→ **PROBLEM TO WORK ON**
Count how many lines below include the string "page", and give that number without anything else.

→ **SUPPLIED MATERIAL**
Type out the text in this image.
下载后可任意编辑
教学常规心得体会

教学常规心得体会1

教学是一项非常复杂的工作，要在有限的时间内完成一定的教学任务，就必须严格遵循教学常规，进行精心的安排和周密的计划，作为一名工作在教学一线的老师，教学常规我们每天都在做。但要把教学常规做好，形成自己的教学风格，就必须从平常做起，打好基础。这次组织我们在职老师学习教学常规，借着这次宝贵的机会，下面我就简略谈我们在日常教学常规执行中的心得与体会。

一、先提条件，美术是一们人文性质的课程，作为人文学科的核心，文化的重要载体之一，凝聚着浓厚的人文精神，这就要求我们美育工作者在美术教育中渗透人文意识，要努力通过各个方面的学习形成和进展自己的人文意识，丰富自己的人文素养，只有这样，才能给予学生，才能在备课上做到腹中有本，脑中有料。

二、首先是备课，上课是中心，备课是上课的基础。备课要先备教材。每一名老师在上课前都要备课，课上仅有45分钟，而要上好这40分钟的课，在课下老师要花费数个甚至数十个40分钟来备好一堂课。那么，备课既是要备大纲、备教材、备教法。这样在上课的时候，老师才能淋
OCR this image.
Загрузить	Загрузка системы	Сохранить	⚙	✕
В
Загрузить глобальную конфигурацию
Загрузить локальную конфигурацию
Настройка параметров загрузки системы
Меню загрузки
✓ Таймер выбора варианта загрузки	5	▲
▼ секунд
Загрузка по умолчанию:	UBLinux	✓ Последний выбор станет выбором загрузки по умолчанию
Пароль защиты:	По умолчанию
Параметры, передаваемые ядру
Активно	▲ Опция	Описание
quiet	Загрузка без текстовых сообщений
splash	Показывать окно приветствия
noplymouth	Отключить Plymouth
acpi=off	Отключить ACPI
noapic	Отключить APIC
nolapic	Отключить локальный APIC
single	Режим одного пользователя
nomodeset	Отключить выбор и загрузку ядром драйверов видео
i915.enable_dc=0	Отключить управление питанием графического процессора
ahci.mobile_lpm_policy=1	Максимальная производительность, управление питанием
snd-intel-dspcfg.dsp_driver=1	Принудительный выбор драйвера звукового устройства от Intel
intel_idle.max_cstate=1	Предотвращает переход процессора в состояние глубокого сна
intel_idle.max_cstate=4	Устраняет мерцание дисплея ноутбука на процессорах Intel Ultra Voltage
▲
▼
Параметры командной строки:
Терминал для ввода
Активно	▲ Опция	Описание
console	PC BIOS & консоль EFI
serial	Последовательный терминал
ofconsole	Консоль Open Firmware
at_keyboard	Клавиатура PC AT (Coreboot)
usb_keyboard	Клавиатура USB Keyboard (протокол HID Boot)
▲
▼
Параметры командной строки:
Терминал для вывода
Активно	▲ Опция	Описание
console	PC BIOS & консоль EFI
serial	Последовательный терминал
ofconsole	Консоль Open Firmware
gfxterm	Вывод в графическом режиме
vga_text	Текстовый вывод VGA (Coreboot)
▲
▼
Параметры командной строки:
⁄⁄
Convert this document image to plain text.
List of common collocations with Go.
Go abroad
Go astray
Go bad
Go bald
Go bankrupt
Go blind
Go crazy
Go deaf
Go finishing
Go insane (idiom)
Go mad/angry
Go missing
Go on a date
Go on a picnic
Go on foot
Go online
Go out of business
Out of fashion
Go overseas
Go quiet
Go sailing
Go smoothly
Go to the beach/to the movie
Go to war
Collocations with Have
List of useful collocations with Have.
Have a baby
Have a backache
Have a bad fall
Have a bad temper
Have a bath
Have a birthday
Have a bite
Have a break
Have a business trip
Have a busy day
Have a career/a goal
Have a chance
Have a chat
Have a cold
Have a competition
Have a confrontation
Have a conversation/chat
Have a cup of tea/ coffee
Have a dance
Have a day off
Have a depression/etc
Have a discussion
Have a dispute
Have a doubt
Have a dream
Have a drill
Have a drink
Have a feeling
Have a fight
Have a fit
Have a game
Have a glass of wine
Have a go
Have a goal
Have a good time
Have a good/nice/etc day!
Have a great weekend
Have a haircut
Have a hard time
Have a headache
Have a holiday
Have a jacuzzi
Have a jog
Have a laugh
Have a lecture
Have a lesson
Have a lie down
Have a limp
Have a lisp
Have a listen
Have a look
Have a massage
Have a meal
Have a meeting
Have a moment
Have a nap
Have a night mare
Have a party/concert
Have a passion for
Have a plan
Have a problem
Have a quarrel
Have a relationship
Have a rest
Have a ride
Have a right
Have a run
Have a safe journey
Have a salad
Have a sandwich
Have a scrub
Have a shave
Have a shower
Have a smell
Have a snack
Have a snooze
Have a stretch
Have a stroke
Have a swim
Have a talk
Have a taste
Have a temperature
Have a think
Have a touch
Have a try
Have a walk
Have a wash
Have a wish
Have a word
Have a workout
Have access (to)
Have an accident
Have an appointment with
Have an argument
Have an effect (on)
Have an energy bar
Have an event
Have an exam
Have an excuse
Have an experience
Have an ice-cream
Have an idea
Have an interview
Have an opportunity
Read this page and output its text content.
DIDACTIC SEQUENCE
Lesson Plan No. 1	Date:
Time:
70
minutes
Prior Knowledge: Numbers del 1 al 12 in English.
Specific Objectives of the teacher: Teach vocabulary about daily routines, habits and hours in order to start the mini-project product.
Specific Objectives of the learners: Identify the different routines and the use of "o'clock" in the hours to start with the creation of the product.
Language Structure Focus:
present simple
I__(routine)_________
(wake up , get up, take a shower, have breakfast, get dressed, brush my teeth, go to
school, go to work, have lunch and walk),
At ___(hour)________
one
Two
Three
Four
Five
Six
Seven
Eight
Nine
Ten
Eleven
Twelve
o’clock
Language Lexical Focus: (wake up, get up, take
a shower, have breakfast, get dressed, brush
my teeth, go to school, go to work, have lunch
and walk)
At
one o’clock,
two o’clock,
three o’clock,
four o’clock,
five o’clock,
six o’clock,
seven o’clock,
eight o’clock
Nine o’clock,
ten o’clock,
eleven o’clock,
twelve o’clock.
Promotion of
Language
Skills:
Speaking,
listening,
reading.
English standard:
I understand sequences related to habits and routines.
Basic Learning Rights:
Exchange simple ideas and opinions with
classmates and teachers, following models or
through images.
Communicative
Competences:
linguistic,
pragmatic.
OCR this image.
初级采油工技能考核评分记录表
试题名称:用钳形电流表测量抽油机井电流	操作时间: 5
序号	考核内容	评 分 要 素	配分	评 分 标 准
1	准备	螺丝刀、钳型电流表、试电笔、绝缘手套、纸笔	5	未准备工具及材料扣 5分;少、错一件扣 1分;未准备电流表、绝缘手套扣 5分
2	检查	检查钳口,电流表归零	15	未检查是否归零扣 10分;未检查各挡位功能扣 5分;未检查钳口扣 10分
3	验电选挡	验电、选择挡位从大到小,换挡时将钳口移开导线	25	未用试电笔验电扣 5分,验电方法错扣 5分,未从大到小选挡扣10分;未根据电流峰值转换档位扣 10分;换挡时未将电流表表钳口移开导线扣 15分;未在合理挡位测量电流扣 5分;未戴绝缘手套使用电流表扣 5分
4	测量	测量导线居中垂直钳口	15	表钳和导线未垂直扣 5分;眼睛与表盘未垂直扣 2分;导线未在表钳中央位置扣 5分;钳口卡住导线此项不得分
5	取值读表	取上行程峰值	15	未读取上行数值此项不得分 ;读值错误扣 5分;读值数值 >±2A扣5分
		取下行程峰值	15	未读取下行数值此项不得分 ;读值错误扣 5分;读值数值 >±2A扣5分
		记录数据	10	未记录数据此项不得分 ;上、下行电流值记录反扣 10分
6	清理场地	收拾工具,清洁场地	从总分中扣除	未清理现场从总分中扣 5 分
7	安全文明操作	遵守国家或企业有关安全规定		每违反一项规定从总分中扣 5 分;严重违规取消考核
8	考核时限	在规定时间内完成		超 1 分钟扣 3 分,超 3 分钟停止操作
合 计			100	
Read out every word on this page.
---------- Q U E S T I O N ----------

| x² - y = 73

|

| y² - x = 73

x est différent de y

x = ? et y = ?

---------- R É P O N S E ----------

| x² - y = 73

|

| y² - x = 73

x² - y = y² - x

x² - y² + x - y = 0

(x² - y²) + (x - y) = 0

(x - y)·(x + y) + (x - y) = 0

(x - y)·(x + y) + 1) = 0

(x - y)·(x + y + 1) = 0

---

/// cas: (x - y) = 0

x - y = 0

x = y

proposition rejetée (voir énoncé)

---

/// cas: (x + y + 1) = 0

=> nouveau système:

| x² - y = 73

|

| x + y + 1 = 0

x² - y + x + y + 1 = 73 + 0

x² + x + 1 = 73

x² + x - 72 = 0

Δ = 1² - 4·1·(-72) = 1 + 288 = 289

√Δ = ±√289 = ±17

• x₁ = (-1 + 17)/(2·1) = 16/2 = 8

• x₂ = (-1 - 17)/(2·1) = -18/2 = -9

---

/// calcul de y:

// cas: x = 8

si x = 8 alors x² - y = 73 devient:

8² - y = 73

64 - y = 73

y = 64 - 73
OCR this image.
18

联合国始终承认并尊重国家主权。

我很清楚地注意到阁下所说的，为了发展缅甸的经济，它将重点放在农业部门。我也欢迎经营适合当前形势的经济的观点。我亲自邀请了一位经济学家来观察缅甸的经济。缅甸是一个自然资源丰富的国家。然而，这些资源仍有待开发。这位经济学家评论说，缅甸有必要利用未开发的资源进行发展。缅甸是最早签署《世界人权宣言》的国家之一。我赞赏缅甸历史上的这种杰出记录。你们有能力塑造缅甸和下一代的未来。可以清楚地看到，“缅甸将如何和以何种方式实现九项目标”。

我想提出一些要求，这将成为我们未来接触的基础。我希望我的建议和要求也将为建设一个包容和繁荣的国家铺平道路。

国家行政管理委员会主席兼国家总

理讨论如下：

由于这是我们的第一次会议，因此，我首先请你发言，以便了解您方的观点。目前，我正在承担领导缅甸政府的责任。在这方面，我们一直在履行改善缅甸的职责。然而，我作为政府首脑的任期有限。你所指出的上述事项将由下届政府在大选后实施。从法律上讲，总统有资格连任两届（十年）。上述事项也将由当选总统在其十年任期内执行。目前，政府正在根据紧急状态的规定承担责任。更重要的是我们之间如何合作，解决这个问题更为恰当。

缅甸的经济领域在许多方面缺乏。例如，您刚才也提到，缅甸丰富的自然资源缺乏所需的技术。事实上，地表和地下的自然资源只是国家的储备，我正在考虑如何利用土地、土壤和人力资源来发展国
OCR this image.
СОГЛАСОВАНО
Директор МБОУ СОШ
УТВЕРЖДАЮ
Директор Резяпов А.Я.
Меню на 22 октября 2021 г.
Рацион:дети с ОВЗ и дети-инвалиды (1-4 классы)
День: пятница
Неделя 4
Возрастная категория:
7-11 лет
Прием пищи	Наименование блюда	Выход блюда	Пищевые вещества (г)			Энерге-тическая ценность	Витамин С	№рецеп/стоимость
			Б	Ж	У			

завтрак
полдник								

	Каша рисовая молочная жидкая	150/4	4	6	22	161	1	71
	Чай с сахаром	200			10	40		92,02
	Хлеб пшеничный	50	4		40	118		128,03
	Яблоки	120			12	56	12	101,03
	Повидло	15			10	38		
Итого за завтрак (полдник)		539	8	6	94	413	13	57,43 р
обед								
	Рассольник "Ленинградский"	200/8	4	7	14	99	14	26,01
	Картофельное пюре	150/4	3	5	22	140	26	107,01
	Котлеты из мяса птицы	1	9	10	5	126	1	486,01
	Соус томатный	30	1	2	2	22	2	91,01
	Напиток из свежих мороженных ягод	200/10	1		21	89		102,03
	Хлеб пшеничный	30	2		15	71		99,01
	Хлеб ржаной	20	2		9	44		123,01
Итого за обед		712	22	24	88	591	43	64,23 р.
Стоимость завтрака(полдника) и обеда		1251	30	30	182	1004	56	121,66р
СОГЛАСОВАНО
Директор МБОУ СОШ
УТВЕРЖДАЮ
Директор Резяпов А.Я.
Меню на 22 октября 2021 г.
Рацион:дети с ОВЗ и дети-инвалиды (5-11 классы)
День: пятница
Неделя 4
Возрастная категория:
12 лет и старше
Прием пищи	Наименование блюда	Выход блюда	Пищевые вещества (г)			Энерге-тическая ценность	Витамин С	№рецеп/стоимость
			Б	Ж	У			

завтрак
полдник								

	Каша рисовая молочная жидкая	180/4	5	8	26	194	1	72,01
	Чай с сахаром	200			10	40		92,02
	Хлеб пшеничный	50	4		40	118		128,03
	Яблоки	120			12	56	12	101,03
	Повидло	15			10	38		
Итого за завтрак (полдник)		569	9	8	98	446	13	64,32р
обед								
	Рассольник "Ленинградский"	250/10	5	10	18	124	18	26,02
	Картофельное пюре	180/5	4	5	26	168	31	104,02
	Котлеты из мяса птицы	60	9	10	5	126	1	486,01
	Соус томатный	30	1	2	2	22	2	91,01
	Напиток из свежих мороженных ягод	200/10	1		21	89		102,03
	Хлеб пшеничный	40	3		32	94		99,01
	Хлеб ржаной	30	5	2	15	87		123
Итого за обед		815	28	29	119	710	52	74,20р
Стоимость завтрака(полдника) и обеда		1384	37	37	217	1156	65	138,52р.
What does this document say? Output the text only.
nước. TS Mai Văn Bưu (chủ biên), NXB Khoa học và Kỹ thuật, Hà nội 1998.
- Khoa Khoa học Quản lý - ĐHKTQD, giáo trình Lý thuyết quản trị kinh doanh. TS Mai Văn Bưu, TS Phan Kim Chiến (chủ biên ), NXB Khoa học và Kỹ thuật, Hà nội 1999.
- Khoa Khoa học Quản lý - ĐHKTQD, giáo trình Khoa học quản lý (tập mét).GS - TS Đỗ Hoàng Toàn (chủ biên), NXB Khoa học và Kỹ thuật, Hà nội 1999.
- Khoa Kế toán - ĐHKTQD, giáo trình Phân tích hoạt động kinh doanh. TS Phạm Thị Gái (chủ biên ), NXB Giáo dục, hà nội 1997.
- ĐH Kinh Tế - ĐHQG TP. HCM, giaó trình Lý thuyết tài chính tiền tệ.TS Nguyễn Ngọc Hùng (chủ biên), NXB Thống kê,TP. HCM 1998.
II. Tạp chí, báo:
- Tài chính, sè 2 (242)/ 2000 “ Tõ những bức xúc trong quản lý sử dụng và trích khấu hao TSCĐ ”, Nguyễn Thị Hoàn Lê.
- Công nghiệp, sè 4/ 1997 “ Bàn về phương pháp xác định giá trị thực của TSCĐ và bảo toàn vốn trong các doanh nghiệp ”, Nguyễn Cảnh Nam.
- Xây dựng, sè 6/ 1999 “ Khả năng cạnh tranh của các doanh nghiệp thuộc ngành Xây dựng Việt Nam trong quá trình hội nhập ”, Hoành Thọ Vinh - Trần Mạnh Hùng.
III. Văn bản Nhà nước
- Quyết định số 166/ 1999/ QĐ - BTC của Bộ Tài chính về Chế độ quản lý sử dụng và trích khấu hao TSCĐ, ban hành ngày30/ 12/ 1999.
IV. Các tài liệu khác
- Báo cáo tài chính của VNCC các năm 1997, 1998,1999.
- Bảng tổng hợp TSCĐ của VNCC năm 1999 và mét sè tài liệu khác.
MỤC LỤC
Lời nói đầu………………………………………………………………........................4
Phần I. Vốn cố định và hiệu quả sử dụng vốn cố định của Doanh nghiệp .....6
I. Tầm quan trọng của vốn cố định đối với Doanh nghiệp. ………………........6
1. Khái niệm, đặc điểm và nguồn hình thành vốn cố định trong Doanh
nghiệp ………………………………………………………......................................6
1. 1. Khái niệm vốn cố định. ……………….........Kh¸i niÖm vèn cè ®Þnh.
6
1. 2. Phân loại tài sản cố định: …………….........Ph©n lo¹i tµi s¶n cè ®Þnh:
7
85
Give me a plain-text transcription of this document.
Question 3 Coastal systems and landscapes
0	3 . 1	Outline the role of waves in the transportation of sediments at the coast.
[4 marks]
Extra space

→ **TASK RESULT**
2